-- begin --

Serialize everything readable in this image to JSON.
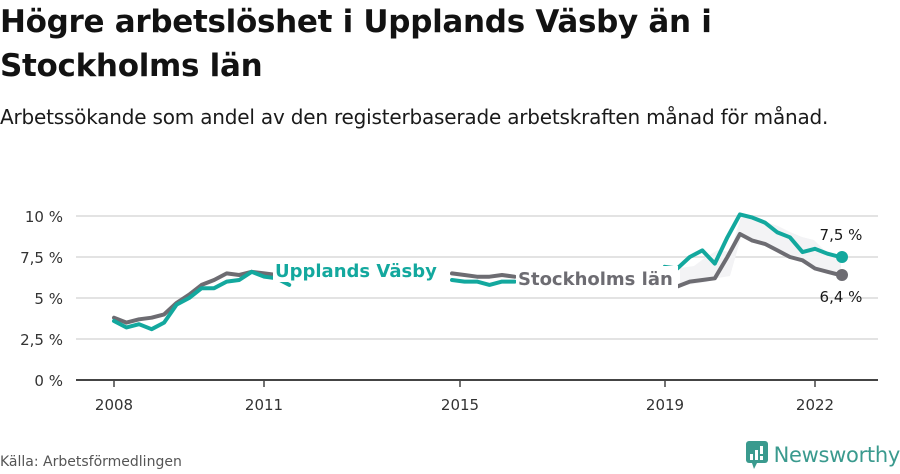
{
  "header": {
    "title": "Högre arbetslöshet i Upplands Väsby än i Stockholms län",
    "subtitle": "Arbetssökande som andel av den registerbaserade arbetskraften månad för månad."
  },
  "footer": {
    "source": "Källa: Arbetsförmedlingen",
    "brand": "Newsworthy"
  },
  "colors": {
    "upplands_vasby": "#13a89e",
    "stockholms_lan": "#6d6c72",
    "grid": "#e3e3e3",
    "axis": "#444444",
    "band": "#f2f2f4",
    "brand": "#3a9a8e"
  },
  "chart_data": {
    "type": "line",
    "title": "Högre arbetslöshet i Upplands Väsby än i Stockholms län",
    "subtitle": "Arbetssökande som andel av den registerbaserade arbetskraften månad för månad.",
    "xlabel": "",
    "ylabel": "",
    "ylim": [
      0,
      10
    ],
    "xlim": [
      2008.0,
      2022.6
    ],
    "grid": true,
    "legend": "inline labels",
    "y_ticks": [
      "0 %",
      "2,5 %",
      "5 %",
      "7,5 %",
      "10 %"
    ],
    "x_ticks": [
      "2008",
      "2011",
      "2015",
      "2019",
      "2022"
    ],
    "x": [
      2008.0,
      2008.25,
      2008.5,
      2008.75,
      2009.0,
      2009.25,
      2009.5,
      2009.75,
      2010.0,
      2010.25,
      2010.5,
      2010.75,
      2011.0,
      2011.25,
      2011.5,
      2014.75,
      2015.0,
      2015.25,
      2015.5,
      2015.75,
      2016.0,
      2019.0,
      2019.25,
      2019.5,
      2019.75,
      2020.0,
      2020.25,
      2020.5,
      2020.75,
      2021.0,
      2021.25,
      2021.5,
      2021.75,
      2022.0,
      2022.25,
      2022.5
    ],
    "series": [
      {
        "name": "Upplands Väsby",
        "values": [
          3.6,
          3.2,
          3.4,
          3.1,
          3.5,
          4.6,
          5.0,
          5.6,
          5.6,
          6.0,
          6.1,
          6.6,
          6.3,
          6.2,
          5.8,
          6.1,
          6.0,
          6.0,
          5.8,
          6.0,
          6.0,
          6.9,
          6.8,
          7.5,
          7.9,
          7.1,
          8.7,
          10.1,
          9.9,
          9.6,
          9.0,
          8.7,
          7.8,
          8.0,
          7.7,
          7.5
        ]
      },
      {
        "name": "Stockholms län",
        "values": [
          3.8,
          3.5,
          3.7,
          3.8,
          4.0,
          4.7,
          5.2,
          5.8,
          6.1,
          6.5,
          6.4,
          6.6,
          6.5,
          6.4,
          6.2,
          6.5,
          6.4,
          6.3,
          6.3,
          6.4,
          6.3,
          null,
          5.7,
          6.0,
          6.1,
          6.2,
          7.5,
          8.9,
          8.5,
          8.3,
          7.9,
          7.5,
          7.3,
          6.8,
          6.6,
          6.4
        ]
      }
    ],
    "annotations": [
      {
        "text": "Upplands Väsby",
        "series": "Upplands Väsby",
        "type": "inline-label"
      },
      {
        "text": "Stockholms län",
        "series": "Stockholms län",
        "type": "inline-label"
      },
      {
        "text": "7,5 %",
        "series": "Upplands Väsby",
        "x": 2022.5,
        "y": 7.5,
        "type": "end-label"
      },
      {
        "text": "6,4 %",
        "series": "Stockholms län",
        "x": 2022.5,
        "y": 6.4,
        "type": "end-label"
      }
    ]
  },
  "labels": {
    "y_ticks": [
      "0 %",
      "2,5 %",
      "5 %",
      "7,5 %",
      "10 %"
    ],
    "x_ticks": [
      "2008",
      "2011",
      "2015",
      "2019",
      "2022"
    ],
    "series_upplands": "Upplands Väsby",
    "series_stockholm": "Stockholms län",
    "end_upplands": "7,5 %",
    "end_stockholm": "6,4 %"
  }
}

-- end --

### WHAT NEEDS TO BE DONE:
Scan the material above for the string "Arbetssökande" and return the lines that hold it.

### SOLUTION FOR THIS PROBLEM:
    "subtitle": "Arbetssökande som andel av den registerbaserade arbetskraften månad för månad."
    "subtitle": "Arbetssökande som andel av den registerbaserade arbetskraften månad för månad.",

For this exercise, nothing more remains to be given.